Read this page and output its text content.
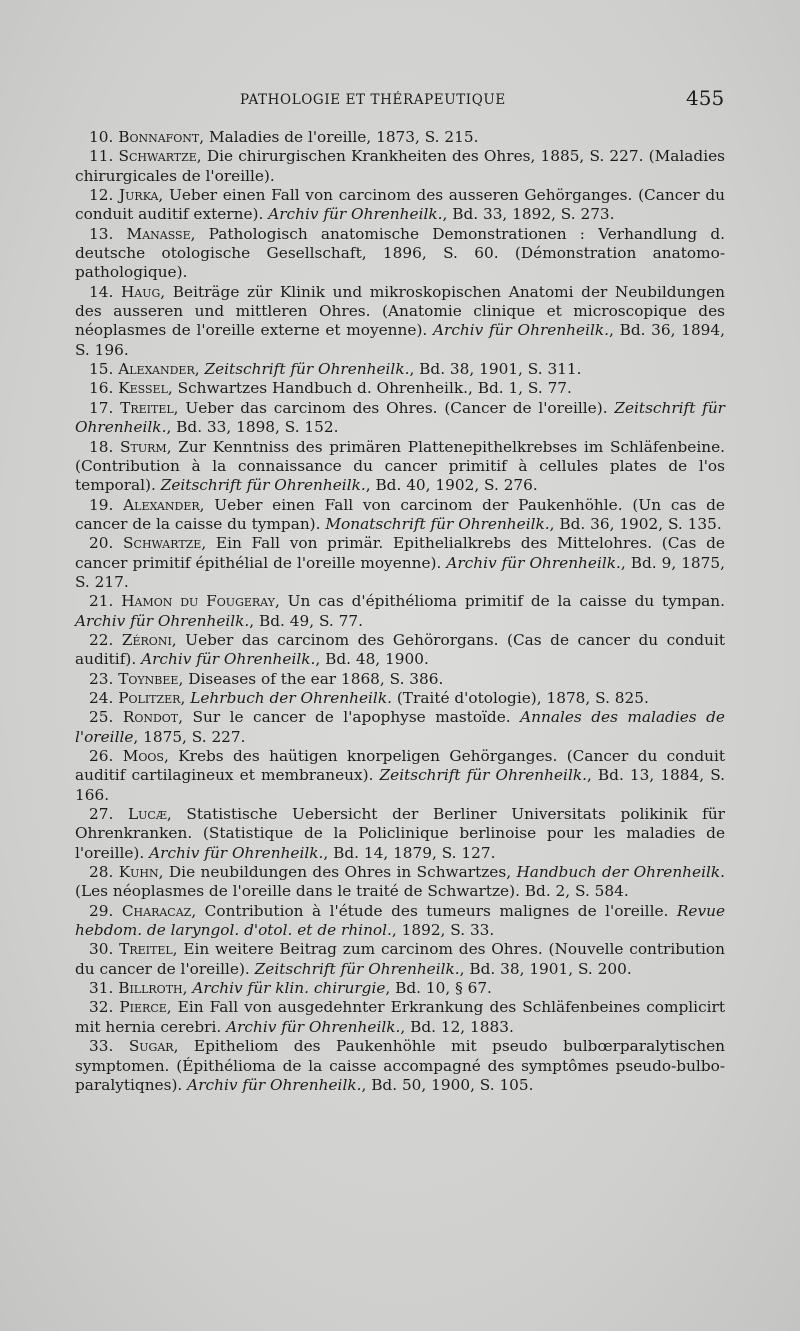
PATHOLOGIE ET THÉRAPEUTIQUE	455

10. Bonnafont, Maladies de l'oreille, 1873, S. 215.

11. Schwartze, Die chirurgischen Krankheiten des Ohres, 1885, S. 227. (Maladies chirurgicales de l'oreille).

12. Jurka, Ueber einen Fall von carcinom des ausseren Gehörganges. (Cancer du conduit auditif externe). Archiv für Ohrenheilk., Bd. 33, 1892, S. 273.

13. Manasse, Pathologisch anatomische Demonstrationen : Verhandlung d. deutsche otologische Gesellschaft, 1896, S. 60. (Démonstration anatomo-pathologique).

14. Haug, Beiträge zür Klinik und mikroskopischen Anatomi der Neubildungen des ausseren und mittleren Ohres. (Anatomie clinique et microscopique des néoplasmes de l'oreille externe et moyenne). Archiv für Ohrenheilk., Bd. 36, 1894, S. 196.

15. Alexander, Zeitschrift für Ohrenheilk., Bd. 38, 1901, S. 311.

16. Kessel, Schwartzes Handbuch d. Ohrenheilk., Bd. 1, S. 77.

17. Treitel, Ueber das carcinom des Ohres. (Cancer de l'oreille). Zeitschrift für Ohrenheilk., Bd. 33, 1898, S. 152.

18. Sturm, Zur Kenntniss des primären Plattenepithelkrebses im Schläfenbeine. (Contribution à la connaissance du cancer primitif à cellules plates de l'os temporal). Zeitschrift für Ohrenheilk., Bd. 40, 1902, S. 276.

19. Alexander, Ueber einen Fall von carcinom der Paukenhöhle. (Un cas de cancer de la caisse du tympan). Monatschrift für Ohrenheilk., Bd. 36, 1902, S. 135.

20. Schwartze, Ein Fall von primär. Epithelialkrebs des Mittelohres. (Cas de cancer primitif épithélial de l'oreille moyenne). Archiv für Ohrenheilk., Bd. 9, 1875, S. 217.

21. Hamon du Fougeray, Un cas d'épithélioma primitif de la caisse du tympan. Archiv für Ohrenheilk., Bd. 49, S. 77.

22. Zéroni, Ueber das carcinom des Gehörorgans. (Cas de cancer du conduit auditif). Archiv für Ohrenheilk., Bd. 48, 1900.

23. Toynbee, Diseases of the ear 1868, S. 386.

24. Politzer, Lehrbuch der Ohrenheilk. (Traité d'otologie), 1878, S. 825.

25. Rondot, Sur le cancer de l'apophyse mastoïde. Annales des maladies de l'oreille, 1875, S. 227.

26. Moos, Krebs des haütigen knorpeligen Gehörganges. (Cancer du conduit auditif cartilagineux et membraneux). Zeitschrift für Ohrenheilk., Bd. 13, 1884, S. 166.

27. Lucæ, Statistische Uebersicht der Berliner Universitats polikinik für Ohrenkranken. (Statistique de la Policlinique berlinoise pour les maladies de l'oreille). Archiv für Ohrenheilk., Bd. 14, 1879, S. 127.

28. Kuhn, Die neubildungen des Ohres in Schwartzes, Handbuch der Ohrenheilk. (Les néoplasmes de l'oreille dans le traité de Schwartze). Bd. 2, S. 584.

29. Characaz, Contribution à l'étude des tumeurs malignes de l'oreille. Revue hebdom. de laryngol. d'otol. et de rhinol., 1892, S. 33.

30. Treitel, Ein weitere Beitrag zum carcinom des Ohres. (Nouvelle contribution du cancer de l'oreille). Zeitschrift für Ohrenheilk., Bd. 38, 1901, S. 200.

31. Billroth, Archiv für klin. chirurgie, Bd. 10, § 67.

32. Pierce, Ein Fall von ausgedehnter Erkrankung des Schläfenbeines complicirt mit hernia cerebri. Archiv für Ohrenheilk., Bd. 12, 1883.

33. Sugar, Epitheliom des Paukenhöhle mit pseudo bulbœrparalytischen symptomen. (Épithélioma de la caisse accompagné des symptômes pseudo-bulbo-paralytiqnes). Archiv für Ohrenheilk., Bd. 50, 1900, S. 105.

----------------------------------------

» Instructions to follow:
Exclude the images and reproduce the remaining data exactly.

» Answer to the task:
Read this page and output its text content.
PATHOLOGIE ET THÉRAPEUTIQUE	455

10. Bonnafont, Maladies de l'oreille, 1873, S. 215.

11. Schwartze, Die chirurgischen Krankheiten des Ohres, 1885, S. 227. (Maladies chirurgicales de l'oreille).

12. Jurka, Ueber einen Fall von carcinom des ausseren Gehörganges. (Cancer du conduit auditif externe). Archiv für Ohrenheilk., Bd. 33, 1892, S. 273.

13. Manasse, Pathologisch anatomische Demonstrationen : Verhandlung d. deutsche otologische Gesellschaft, 1896, S. 60. (Démonstration anatomo-pathologique).

14. Haug, Beiträge zür Klinik und mikroskopischen Anatomi der Neubildungen des ausseren und mittleren Ohres. (Anatomie clinique et microscopique des néoplasmes de l'oreille externe et moyenne). Archiv für Ohrenheilk., Bd. 36, 1894, S. 196.

15. Alexander, Zeitschrift für Ohrenheilk., Bd. 38, 1901, S. 311.

16. Kessel, Schwartzes Handbuch d. Ohrenheilk., Bd. 1, S. 77.

17. Treitel, Ueber das carcinom des Ohres. (Cancer de l'oreille). Zeitschrift für Ohrenheilk., Bd. 33, 1898, S. 152.

18. Sturm, Zur Kenntniss des primären Plattenepithelkrebses im Schläfenbeine. (Contribution à la connaissance du cancer primitif à cellules plates de l'os temporal). Zeitschrift für Ohrenheilk., Bd. 40, 1902, S. 276.

19. Alexander, Ueber einen Fall von carcinom der Paukenhöhle. (Un cas de cancer de la caisse du tympan). Monatschrift für Ohrenheilk., Bd. 36, 1902, S. 135.

20. Schwartze, Ein Fall von primär. Epithelialkrebs des Mittelohres. (Cas de cancer primitif épithélial de l'oreille moyenne). Archiv für Ohrenheilk., Bd. 9, 1875, S. 217.

21. Hamon du Fougeray, Un cas d'épithélioma primitif de la caisse du tympan. Archiv für Ohrenheilk., Bd. 49, S. 77.

22. Zéroni, Ueber das carcinom des Gehörorgans. (Cas de cancer du conduit auditif). Archiv für Ohrenheilk., Bd. 48, 1900.

23. Toynbee, Diseases of the ear 1868, S. 386.

24. Politzer, Lehrbuch der Ohrenheilk. (Traité d'otologie), 1878, S. 825.

25. Rondot, Sur le cancer de l'apophyse mastoïde. Annales des maladies de l'oreille, 1875, S. 227.

26. Moos, Krebs des haütigen knorpeligen Gehörganges. (Cancer du conduit auditif cartilagineux et membraneux). Zeitschrift für Ohrenheilk., Bd. 13, 1884, S. 166.

27. Lucæ, Statistische Uebersicht der Berliner Universitats polikinik für Ohrenkranken. (Statistique de la Policlinique berlinoise pour les maladies de l'oreille). Archiv für Ohrenheilk., Bd. 14, 1879, S. 127.

28. Kuhn, Die neubildungen des Ohres in Schwartzes, Handbuch der Ohrenheilk. (Les néoplasmes de l'oreille dans le traité de Schwartze). Bd. 2, S. 584.

29. Characaz, Contribution à l'étude des tumeurs malignes de l'oreille. Revue hebdom. de laryngol. d'otol. et de rhinol., 1892, S. 33.

30. Treitel, Ein weitere Beitrag zum carcinom des Ohres. (Nouvelle contribution du cancer de l'oreille). Zeitschrift für Ohrenheilk., Bd. 38, 1901, S. 200.

31. Billroth, Archiv für klin. chirurgie, Bd. 10, § 67.

32. Pierce, Ein Fall von ausgedehnter Erkrankung des Schläfenbeines complicirt mit hernia cerebri. Archiv für Ohrenheilk., Bd. 12, 1883.

33. Sugar, Epitheliom des Paukenhöhle mit pseudo bulbœrparalytischen symptomen. (Épithélioma de la caisse accompagné des symptômes pseudo-bulbo-paralytiqnes). Archiv für Ohrenheilk., Bd. 50, 1900, S. 105.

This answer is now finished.